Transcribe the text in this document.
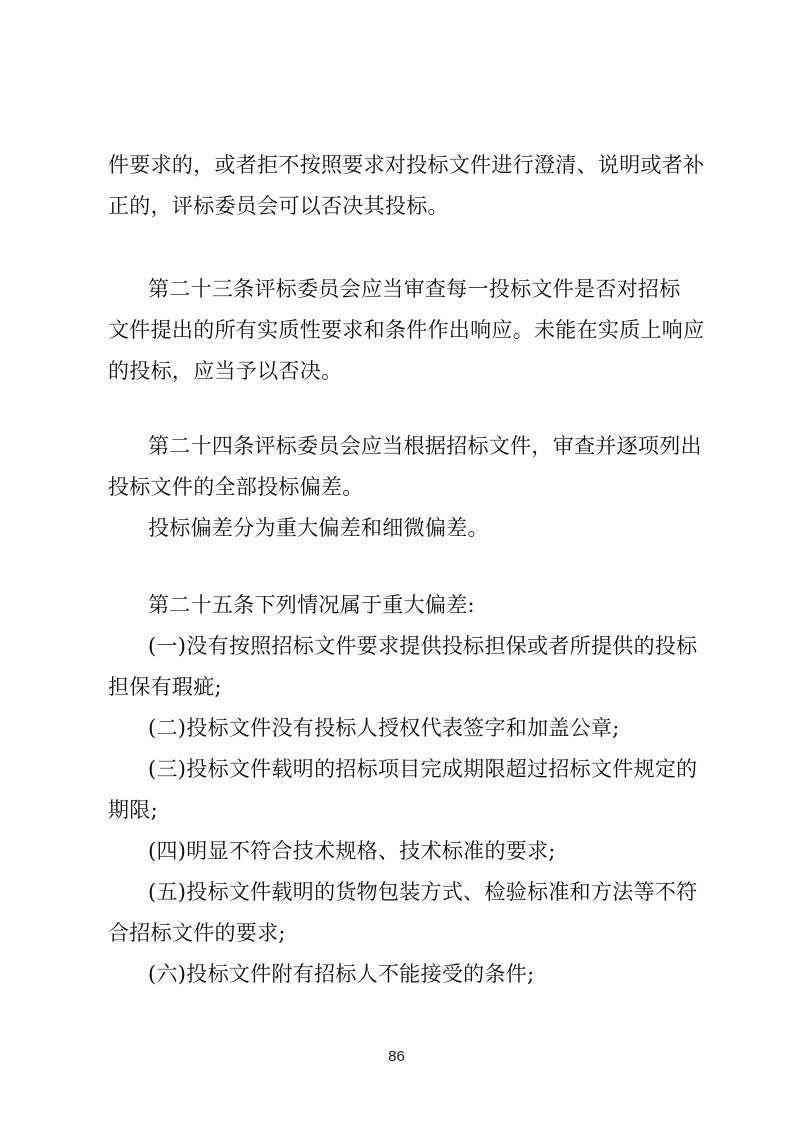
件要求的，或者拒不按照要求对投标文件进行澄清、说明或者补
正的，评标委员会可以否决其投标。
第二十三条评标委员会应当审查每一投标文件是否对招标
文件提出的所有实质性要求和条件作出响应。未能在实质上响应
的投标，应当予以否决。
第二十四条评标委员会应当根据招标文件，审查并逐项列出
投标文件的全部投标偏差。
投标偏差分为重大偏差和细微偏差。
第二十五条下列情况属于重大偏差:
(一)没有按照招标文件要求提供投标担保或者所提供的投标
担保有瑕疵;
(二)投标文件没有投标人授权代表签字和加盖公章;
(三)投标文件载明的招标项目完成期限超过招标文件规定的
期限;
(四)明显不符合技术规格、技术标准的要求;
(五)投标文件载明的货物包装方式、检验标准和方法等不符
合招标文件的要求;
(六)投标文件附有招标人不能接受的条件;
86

=== Do this ===
Transcribe the records above verbatim. Do not carry over any picture.

=== Expected answer ===
Transcribe the text in this document.
件要求的，或者拒不按照要求对投标文件进行澄清、说明或者补
正的，评标委员会可以否决其投标。
第二十三条评标委员会应当审查每一投标文件是否对招标
文件提出的所有实质性要求和条件作出响应。未能在实质上响应
的投标，应当予以否决。
第二十四条评标委员会应当根据招标文件，审查并逐项列出
投标文件的全部投标偏差。
投标偏差分为重大偏差和细微偏差。
第二十五条下列情况属于重大偏差:
(一)没有按照招标文件要求提供投标担保或者所提供的投标
担保有瑕疵;
(二)投标文件没有投标人授权代表签字和加盖公章;
(三)投标文件载明的招标项目完成期限超过招标文件规定的
期限;
(四)明显不符合技术规格、技术标准的要求;
(五)投标文件载明的货物包装方式、检验标准和方法等不符
合招标文件的要求;
(六)投标文件附有招标人不能接受的条件;
86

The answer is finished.